» Task requirements:
Output only the span of lines that begins at the line containing "Transcribe this image's" and ends at the last line of the data, both included, exactly as they appear.

(Dataset excerpt)
=======
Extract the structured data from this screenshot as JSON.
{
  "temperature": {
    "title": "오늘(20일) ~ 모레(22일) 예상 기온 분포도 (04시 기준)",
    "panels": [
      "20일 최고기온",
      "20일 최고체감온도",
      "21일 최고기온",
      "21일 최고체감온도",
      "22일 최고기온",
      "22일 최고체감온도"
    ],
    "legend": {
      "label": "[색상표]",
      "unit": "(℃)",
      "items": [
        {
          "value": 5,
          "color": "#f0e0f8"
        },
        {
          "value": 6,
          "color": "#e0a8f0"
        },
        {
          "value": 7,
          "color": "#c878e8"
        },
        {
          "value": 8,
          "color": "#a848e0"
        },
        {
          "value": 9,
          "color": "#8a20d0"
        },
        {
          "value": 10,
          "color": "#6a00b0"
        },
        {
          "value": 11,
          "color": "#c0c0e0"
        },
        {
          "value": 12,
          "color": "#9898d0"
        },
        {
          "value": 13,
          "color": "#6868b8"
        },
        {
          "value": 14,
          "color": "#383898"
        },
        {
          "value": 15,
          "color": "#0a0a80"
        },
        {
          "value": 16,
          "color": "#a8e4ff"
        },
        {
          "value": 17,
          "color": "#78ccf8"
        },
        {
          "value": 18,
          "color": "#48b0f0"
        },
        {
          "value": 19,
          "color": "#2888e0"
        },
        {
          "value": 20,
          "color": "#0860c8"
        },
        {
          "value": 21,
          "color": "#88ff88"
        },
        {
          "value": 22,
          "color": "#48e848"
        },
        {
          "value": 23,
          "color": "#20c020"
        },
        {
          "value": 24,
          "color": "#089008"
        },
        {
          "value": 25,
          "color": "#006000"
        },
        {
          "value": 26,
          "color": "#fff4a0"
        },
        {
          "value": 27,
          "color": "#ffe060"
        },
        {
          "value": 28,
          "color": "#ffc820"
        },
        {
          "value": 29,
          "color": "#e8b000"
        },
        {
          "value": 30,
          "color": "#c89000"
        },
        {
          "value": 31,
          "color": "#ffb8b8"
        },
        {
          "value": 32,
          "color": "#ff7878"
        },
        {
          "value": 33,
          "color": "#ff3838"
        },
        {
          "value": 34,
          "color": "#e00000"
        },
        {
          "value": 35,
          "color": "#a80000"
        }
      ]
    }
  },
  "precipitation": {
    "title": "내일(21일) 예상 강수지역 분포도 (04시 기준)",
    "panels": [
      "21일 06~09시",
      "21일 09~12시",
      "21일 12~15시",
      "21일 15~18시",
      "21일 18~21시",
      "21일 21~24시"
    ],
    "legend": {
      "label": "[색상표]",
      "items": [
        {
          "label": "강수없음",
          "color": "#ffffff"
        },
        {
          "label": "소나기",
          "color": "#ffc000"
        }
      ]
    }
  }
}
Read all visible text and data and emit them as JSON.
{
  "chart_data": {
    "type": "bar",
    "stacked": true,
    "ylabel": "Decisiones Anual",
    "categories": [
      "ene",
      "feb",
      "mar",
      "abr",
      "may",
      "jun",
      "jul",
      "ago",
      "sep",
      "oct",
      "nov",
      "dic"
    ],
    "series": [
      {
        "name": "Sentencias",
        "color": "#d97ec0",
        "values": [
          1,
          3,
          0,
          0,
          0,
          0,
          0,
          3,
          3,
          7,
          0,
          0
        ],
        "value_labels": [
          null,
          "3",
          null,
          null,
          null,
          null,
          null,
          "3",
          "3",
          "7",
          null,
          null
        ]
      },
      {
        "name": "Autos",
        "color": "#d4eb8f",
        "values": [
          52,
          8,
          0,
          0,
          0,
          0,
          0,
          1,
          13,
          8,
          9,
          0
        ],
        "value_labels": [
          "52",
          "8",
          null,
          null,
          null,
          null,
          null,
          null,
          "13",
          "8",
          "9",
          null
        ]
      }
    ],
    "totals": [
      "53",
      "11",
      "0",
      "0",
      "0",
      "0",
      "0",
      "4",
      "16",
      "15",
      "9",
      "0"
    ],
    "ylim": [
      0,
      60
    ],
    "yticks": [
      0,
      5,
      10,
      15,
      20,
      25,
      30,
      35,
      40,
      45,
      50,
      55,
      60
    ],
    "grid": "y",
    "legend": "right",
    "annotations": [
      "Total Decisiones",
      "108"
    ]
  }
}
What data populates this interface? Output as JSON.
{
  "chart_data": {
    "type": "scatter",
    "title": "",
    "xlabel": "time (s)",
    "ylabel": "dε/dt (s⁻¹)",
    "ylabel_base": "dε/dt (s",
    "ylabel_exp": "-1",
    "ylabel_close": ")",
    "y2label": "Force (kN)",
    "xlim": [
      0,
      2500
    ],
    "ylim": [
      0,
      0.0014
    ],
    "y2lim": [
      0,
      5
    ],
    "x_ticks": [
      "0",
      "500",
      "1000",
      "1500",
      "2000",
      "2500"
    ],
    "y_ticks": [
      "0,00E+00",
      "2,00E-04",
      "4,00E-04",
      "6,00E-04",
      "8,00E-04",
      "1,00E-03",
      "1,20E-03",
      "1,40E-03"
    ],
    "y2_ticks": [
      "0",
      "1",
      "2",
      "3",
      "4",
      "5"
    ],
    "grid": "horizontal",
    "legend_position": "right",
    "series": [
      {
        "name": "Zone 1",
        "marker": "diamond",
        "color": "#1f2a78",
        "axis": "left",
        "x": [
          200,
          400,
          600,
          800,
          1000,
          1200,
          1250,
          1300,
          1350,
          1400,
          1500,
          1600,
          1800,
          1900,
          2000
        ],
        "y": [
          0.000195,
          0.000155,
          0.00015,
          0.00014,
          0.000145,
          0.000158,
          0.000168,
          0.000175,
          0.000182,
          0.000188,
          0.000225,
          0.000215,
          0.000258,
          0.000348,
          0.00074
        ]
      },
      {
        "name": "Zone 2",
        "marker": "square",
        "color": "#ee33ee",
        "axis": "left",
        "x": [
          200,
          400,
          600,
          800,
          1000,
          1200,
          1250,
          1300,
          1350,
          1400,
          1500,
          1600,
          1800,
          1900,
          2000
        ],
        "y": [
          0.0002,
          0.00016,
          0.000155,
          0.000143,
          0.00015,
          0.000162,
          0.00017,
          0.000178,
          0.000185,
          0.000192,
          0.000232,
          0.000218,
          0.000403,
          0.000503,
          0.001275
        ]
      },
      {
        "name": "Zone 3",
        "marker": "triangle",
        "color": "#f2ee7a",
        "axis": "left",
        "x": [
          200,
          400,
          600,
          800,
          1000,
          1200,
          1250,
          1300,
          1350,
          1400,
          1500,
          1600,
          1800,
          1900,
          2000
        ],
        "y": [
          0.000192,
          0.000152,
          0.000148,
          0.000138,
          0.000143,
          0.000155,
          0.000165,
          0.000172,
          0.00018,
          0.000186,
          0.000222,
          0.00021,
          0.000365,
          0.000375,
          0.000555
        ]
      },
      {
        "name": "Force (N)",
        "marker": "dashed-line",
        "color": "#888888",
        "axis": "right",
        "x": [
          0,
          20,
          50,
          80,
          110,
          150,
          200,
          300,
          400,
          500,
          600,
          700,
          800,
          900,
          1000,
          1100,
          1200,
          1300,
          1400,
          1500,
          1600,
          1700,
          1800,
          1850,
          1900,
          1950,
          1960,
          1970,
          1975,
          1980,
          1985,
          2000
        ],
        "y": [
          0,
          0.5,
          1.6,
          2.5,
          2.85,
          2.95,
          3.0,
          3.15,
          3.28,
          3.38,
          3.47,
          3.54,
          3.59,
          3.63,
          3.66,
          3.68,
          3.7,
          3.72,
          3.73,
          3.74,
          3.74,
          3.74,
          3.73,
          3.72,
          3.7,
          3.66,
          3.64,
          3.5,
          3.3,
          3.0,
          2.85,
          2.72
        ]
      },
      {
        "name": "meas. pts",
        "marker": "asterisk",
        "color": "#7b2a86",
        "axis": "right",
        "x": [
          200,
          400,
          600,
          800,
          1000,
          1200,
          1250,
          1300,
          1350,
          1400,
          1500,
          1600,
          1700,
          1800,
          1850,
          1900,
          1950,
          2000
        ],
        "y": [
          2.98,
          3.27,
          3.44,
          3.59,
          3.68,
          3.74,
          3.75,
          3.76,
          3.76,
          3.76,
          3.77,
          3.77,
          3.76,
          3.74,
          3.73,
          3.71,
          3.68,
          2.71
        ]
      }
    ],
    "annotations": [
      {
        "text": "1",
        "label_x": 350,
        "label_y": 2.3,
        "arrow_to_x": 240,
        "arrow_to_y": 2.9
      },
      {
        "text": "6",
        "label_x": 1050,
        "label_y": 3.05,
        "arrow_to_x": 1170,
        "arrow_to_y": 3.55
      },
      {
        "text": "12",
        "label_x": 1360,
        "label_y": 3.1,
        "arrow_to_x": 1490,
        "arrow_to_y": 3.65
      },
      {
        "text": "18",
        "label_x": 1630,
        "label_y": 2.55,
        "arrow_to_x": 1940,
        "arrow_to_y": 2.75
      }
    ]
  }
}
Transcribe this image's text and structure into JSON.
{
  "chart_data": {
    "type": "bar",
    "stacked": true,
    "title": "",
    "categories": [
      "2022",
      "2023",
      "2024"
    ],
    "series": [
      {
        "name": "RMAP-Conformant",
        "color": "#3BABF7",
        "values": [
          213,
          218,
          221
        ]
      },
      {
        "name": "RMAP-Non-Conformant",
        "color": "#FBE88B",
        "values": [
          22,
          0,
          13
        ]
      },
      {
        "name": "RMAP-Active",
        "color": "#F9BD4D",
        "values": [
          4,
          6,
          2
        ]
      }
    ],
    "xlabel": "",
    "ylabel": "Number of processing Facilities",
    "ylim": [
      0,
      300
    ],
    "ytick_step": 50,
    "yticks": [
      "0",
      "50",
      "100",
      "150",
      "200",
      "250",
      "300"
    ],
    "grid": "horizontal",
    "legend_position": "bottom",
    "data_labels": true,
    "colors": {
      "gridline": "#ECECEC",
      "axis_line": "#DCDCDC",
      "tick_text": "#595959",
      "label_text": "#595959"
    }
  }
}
=======
» Problem solution:
Transcribe this image's text and structure into JSON.
{
  "chart_data": {
    "type": "bar",
    "stacked": true,
    "title": "",
    "categories": [
      "2022",
      "2023",
      "2024"
    ],
    "series": [
      {
        "name": "RMAP-Conformant",
        "color": "#3BABF7",
        "values": [
          213,
          218,
          221
        ]
      },
      {
        "name": "RMAP-Non-Conformant",
        "color": "#FBE88B",
        "values": [
          22,
          0,
          13
        ]
      },
      {
        "name": "RMAP-Active",
        "color": "#F9BD4D",
        "values": [
          4,
          6,
          2
        ]
      }
    ],
    "xlabel": "",
    "ylabel": "Number of processing Facilities",
    "ylim": [
      0,
      300
    ],
    "ytick_step": 50,
    "yticks": [
      "0",
      "50",
      "100",
      "150",
      "200",
      "250",
      "300"
    ],
    "grid": "horizontal",
    "legend_position": "bottom",
    "data_labels": true,
    "colors": {
      "gridline": "#ECECEC",
      "axis_line": "#DCDCDC",
      "tick_text": "#595959",
      "label_text": "#595959"
    }
  }
}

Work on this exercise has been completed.